* Given task *
Look for the word "color" in the entries below, then copy every line that has it.

* Given data *
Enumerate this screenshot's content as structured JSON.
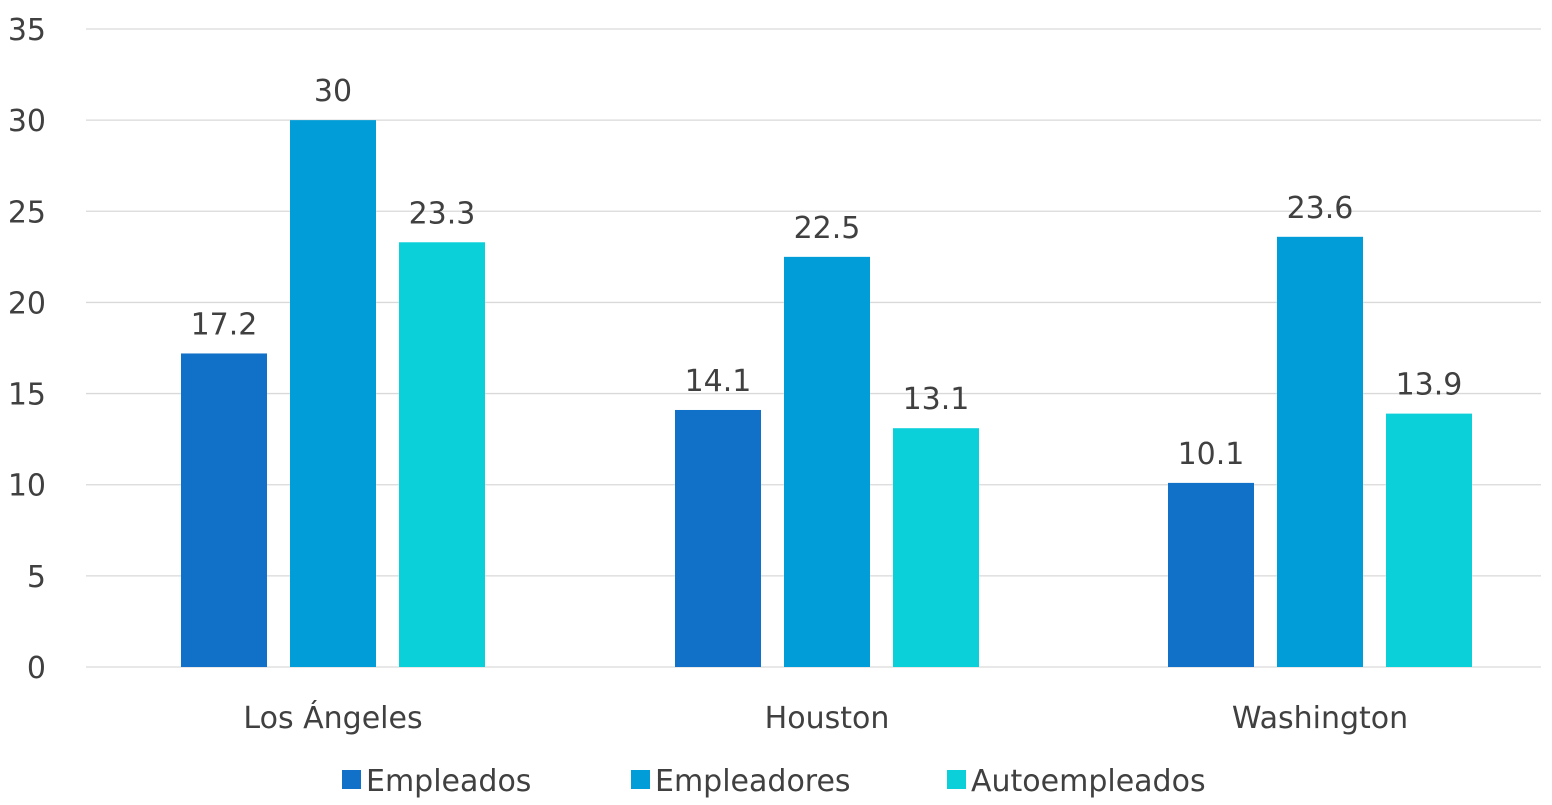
{
  "chart_data": {
    "type": "bar",
    "categories": [
      "Los Ángeles",
      "Houston",
      "Washington"
    ],
    "series": [
      {
        "name": "Empleados",
        "color": "#1170C8",
        "values": [
          17.2,
          14.1,
          10.1
        ]
      },
      {
        "name": "Empleadores",
        "color": "#009DD9",
        "values": [
          30,
          22.5,
          23.6
        ]
      },
      {
        "name": "Autoempleados",
        "color": "#0BD0D9",
        "values": [
          23.3,
          13.1,
          13.9
        ]
      }
    ],
    "title": "",
    "xlabel": "",
    "ylabel": "",
    "ylim": [
      0,
      35
    ],
    "yticks": [
      "0",
      "5",
      "10",
      "15",
      "20",
      "25",
      "30",
      "35"
    ],
    "data_labels": [
      [
        "17.2",
        "14.1",
        "10.1"
      ],
      [
        "30",
        "22.5",
        "23.6"
      ],
      [
        "23.3",
        "13.1",
        "13.9"
      ]
    ],
    "grid": true,
    "legend_position": "bottom"
  }
}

* Response *
        "color": "#1170C8",
        "color": "#009DD9",
        "color": "#0BD0D9",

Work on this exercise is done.